* _Work to be completed_
Please print the full listing exactly.

* _Stored data entries_
::::
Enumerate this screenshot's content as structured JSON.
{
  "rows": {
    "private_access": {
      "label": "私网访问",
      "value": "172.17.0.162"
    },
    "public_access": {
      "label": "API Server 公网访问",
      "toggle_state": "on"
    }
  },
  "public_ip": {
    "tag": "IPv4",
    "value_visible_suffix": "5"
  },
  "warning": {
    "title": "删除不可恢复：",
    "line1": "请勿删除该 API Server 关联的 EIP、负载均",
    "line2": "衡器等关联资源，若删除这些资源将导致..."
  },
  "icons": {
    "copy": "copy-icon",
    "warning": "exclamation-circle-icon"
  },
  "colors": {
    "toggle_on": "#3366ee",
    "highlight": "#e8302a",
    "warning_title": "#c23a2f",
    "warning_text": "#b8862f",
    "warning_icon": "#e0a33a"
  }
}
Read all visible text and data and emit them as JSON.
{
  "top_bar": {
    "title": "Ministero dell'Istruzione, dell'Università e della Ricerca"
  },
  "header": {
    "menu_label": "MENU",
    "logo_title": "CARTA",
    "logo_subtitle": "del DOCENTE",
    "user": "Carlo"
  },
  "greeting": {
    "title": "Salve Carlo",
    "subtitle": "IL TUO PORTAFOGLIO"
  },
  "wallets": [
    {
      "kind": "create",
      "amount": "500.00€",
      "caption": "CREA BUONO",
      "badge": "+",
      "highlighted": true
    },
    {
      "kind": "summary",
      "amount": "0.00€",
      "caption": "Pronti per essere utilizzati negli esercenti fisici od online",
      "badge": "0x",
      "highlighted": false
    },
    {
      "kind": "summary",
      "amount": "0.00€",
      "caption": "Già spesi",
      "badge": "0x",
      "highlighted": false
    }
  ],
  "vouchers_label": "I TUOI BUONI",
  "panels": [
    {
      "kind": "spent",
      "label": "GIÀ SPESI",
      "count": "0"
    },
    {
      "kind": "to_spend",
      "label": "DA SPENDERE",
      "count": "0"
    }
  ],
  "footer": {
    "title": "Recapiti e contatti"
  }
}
::::
* _In response_
Enumerate this screenshot's content as structured JSON.
{
  "rows": {
    "private_access": {
      "label": "私网访问",
      "value": "172.17.0.162"
    },
    "public_access": {
      "label": "API Server 公网访问",
      "toggle_state": "on"
    }
  },
  "public_ip": {
    "tag": "IPv4",
    "value_visible_suffix": "5"
  },
  "warning": {
    "title": "删除不可恢复：",
    "line1": "请勿删除该 API Server 关联的 EIP、负载均",
    "line2": "衡器等关联资源，若删除这些资源将导致..."
  },
  "icons": {
    "copy": "copy-icon",
    "warning": "exclamation-circle-icon"
  },
  "colors": {
    "toggle_on": "#3366ee",
    "highlight": "#e8302a",
    "warning_title": "#c23a2f",
    "warning_text": "#b8862f",
    "warning_icon": "#e0a33a"
  }
}
Read all visible text and data and emit them as JSON.
{
  "top_bar": {
    "title": "Ministero dell'Istruzione, dell'Università e della Ricerca"
  },
  "header": {
    "menu_label": "MENU",
    "logo_title": "CARTA",
    "logo_subtitle": "del DOCENTE",
    "user": "Carlo"
  },
  "greeting": {
    "title": "Salve Carlo",
    "subtitle": "IL TUO PORTAFOGLIO"
  },
  "wallets": [
    {
      "kind": "create",
      "amount": "500.00€",
      "caption": "CREA BUONO",
      "badge": "+",
      "highlighted": true
    },
    {
      "kind": "summary",
      "amount": "0.00€",
      "caption": "Pronti per essere utilizzati negli esercenti fisici od online",
      "badge": "0x",
      "highlighted": false
    },
    {
      "kind": "summary",
      "amount": "0.00€",
      "caption": "Già spesi",
      "badge": "0x",
      "highlighted": false
    }
  ],
  "vouchers_label": "I TUOI BUONI",
  "panels": [
    {
      "kind": "spent",
      "label": "GIÀ SPESI",
      "count": "0"
    },
    {
      "kind": "to_spend",
      "label": "DA SPENDERE",
      "count": "0"
    }
  ],
  "footer": {
    "title": "Recapiti e contatti"
  }
}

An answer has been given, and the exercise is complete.